/---

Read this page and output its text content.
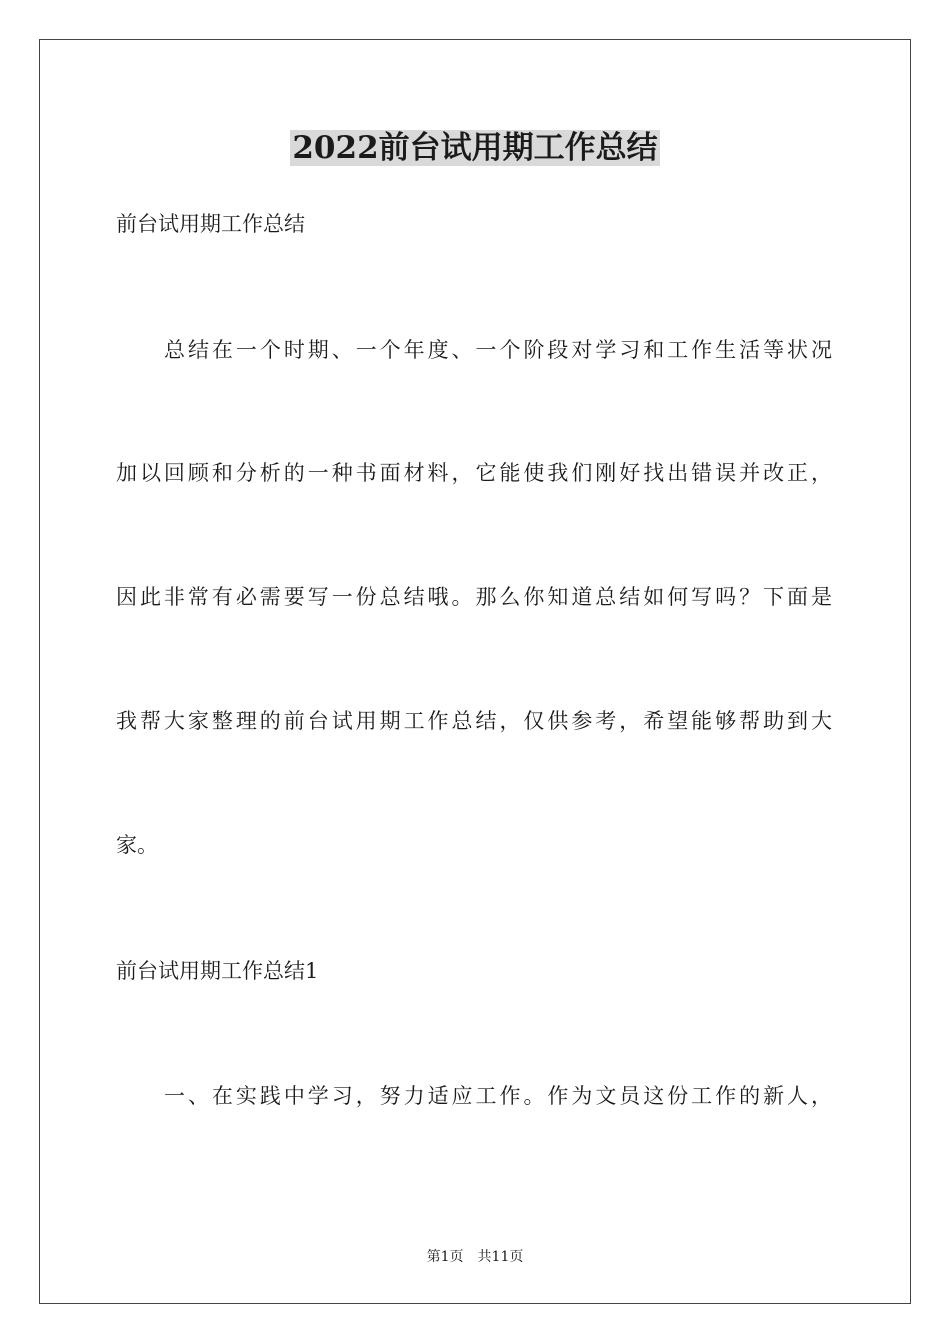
2022前台试用期工作总结

前台试用期工作总结

总结在一个时期、一个年度、一个阶段对学习和工作生活等状况

加以回顾和分析的一种书面材料，它能使我们刚好找出错误并改正，

因此非常有必需要写一份总结哦。那么你知道总结如何写吗？下面是

我帮大家整理的前台试用期工作总结，仅供参考，希望能够帮助到大

家。

前台试用期工作总结1

一、在实践中学习，努力适应工作。作为文员这份工作的新人，

第1页 共11页
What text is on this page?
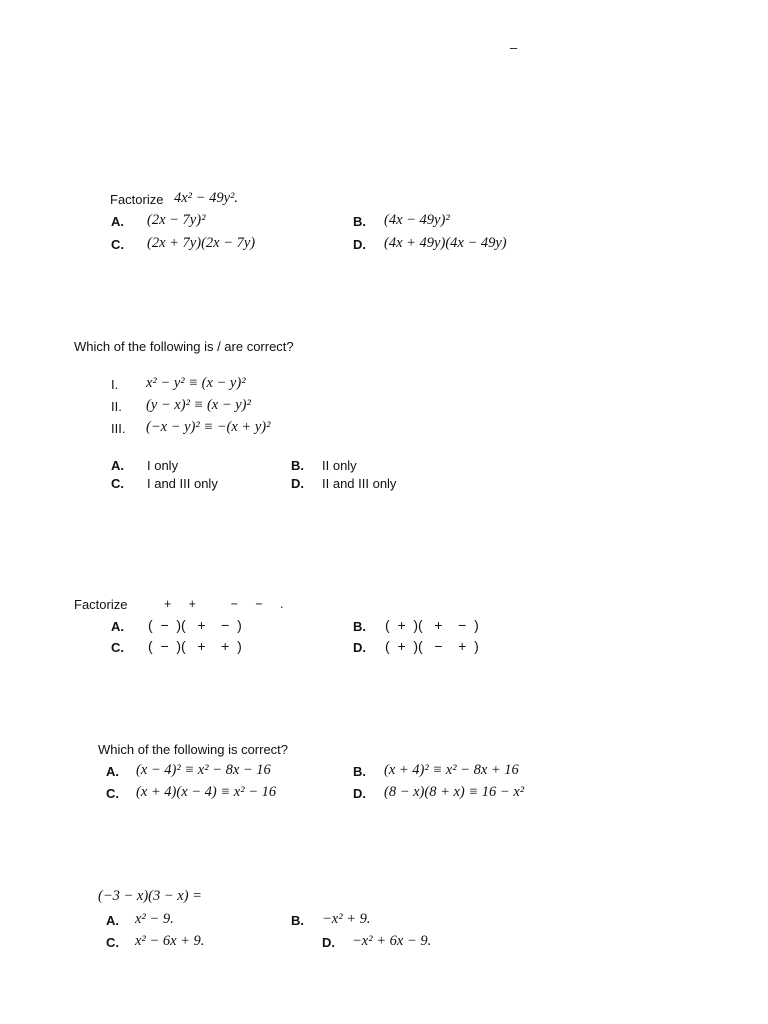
–
Factorize 4x² − 49y².
A. (2x − 7y)²	B. (4x − 49y)²
C. (2x + 7y)(2x − 7y)	D. (4x + 49y)(4x − 49y)
Which of the following is / are correct?
I. x² − y² ≡ (x − y)²
II. (y − x)² ≡ (x − y)²
III. (−x − y)² ≡ −(x + y)²
A. I only	B. II only
C. I and III only	D. II and III only
Factorize	+     +          −     −     .
A. (  −  )(   +    −  )	B. (  +  )(   +    −  )
C. (  −  )(   +    +  )	D. (  +  )(   −    +  )
Which of the following is correct?
A. (x − 4)² ≡ x² − 8x − 16	B. (x + 4)² ≡ x² − 8x + 16
C. (x + 4)(x − 4) ≡ x² − 16	D. (8 − x)(8 + x) ≡ 16 − x²
(−3 − x)(3 − x) =
A. x² − 9.	B. −x² + 9.
C. x² − 6x + 9.	D. −x² + 6x − 9.
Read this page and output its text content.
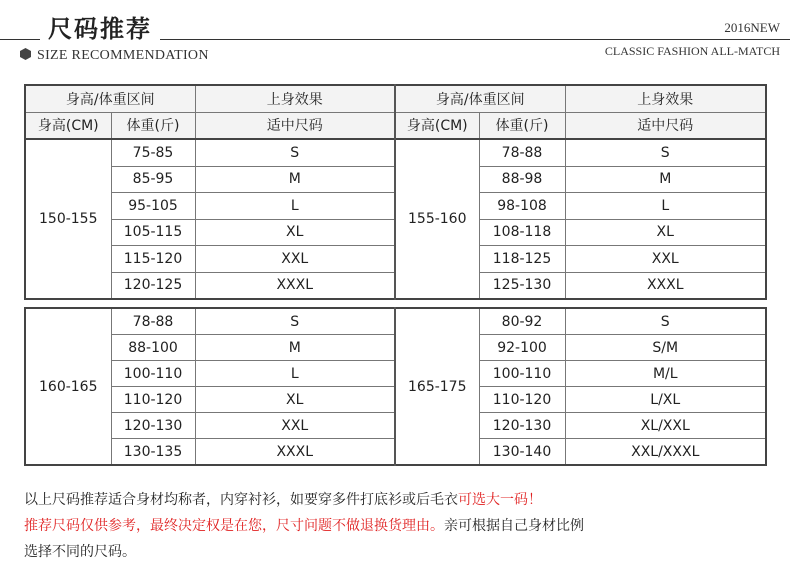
尺码推荐	2016NEW
CLASSIC FASHION ALL-MATCH
SIZE RECOMMENDATION
身高/体重区间		上身效果	身高/体重区间		上身效果
身高(CM)	体重(斤)	适中尺码	身高(CM)	体重(斤)	适中尺码
150-155	75-85	S	155-160	78-88	S
	85-95	M		88-98	M
	95-105	L		98-108	L
	105-115	XL		108-118	XL
	115-120	XXL		118-125	XXL
	120-125	XXXL		125-130	XXXL
160-165	78-88	S	165-175	80-92	S
	88-100	M		92-100	S/M
	100-110	L		100-110	M/L
	110-120	XL		110-120	L/XL
	120-130	XXL		120-130	XL/XXL
	130-135	XXXL		130-140	XXL/XXXL
以上尺码推荐适合身材均称者，内穿衬衫，如要穿多件打底衫或后毛衣可选大一码！
推荐尺码仅供参考，最终决定权是在您，尺寸问题不做退换货理由。亲可根据自己身材比例
选择不同的尺码。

\---

Task instructions: Repeat the records word for word. Any picture in them should be left out.

Answer in full:
Read this page and output its text content.
2022前台试用期工作总结

前台试用期工作总结

总结在一个时期、一个年度、一个阶段对学习和工作生活等状况

加以回顾和分析的一种书面材料，它能使我们刚好找出错误并改正，

因此非常有必需要写一份总结哦。那么你知道总结如何写吗？下面是

我帮大家整理的前台试用期工作总结，仅供参考，希望能够帮助到大

家。

前台试用期工作总结1

一、在实践中学习，努力适应工作。作为文员这份工作的新人，

第1页 共11页
What text is on this page?
–
Factorize 4x² − 49y².
A. (2x − 7y)²	B. (4x − 49y)²
C. (2x + 7y)(2x − 7y)	D. (4x + 49y)(4x − 49y)
Which of the following is / are correct?
I. x² − y² ≡ (x − y)²
II. (y − x)² ≡ (x − y)²
III. (−x − y)² ≡ −(x + y)²
A. I only	B. II only
C. I and III only	D. II and III only
Factorize	+     +          −     −     .
A. (  −  )(   +    −  )	B. (  +  )(   +    −  )
C. (  −  )(   +    +  )	D. (  +  )(   −    +  )
Which of the following is correct?
A. (x − 4)² ≡ x² − 8x − 16	B. (x + 4)² ≡ x² − 8x + 16
C. (x + 4)(x − 4) ≡ x² − 16	D. (8 − x)(8 + x) ≡ 16 − x²
(−3 − x)(3 − x) =
A. x² − 9.	B. −x² + 9.
C. x² − 6x + 9.	D. −x² + 6x − 9.
Read this page and output its text content.
尺码推荐	2016NEW
CLASSIC FASHION ALL-MATCH
SIZE RECOMMENDATION
身高/体重区间		上身效果	身高/体重区间		上身效果
身高(CM)	体重(斤)	适中尺码	身高(CM)	体重(斤)	适中尺码
150-155	75-85	S	155-160	78-88	S
	85-95	M		88-98	M
	95-105	L		98-108	L
	105-115	XL		108-118	XL
	115-120	XXL		118-125	XXL
	120-125	XXXL		125-130	XXXL
160-165	78-88	S	165-175	80-92	S
	88-100	M		92-100	S/M
	100-110	L		100-110	M/L
	110-120	XL		110-120	L/XL
	120-130	XXL		120-130	XL/XXL
	130-135	XXXL		130-140	XXL/XXXL
以上尺码推荐适合身材均称者，内穿衬衫，如要穿多件打底衫或后毛衣可选大一码！
推荐尺码仅供参考，最终决定权是在您，尺寸问题不做退换货理由。亲可根据自己身材比例
选择不同的尺码。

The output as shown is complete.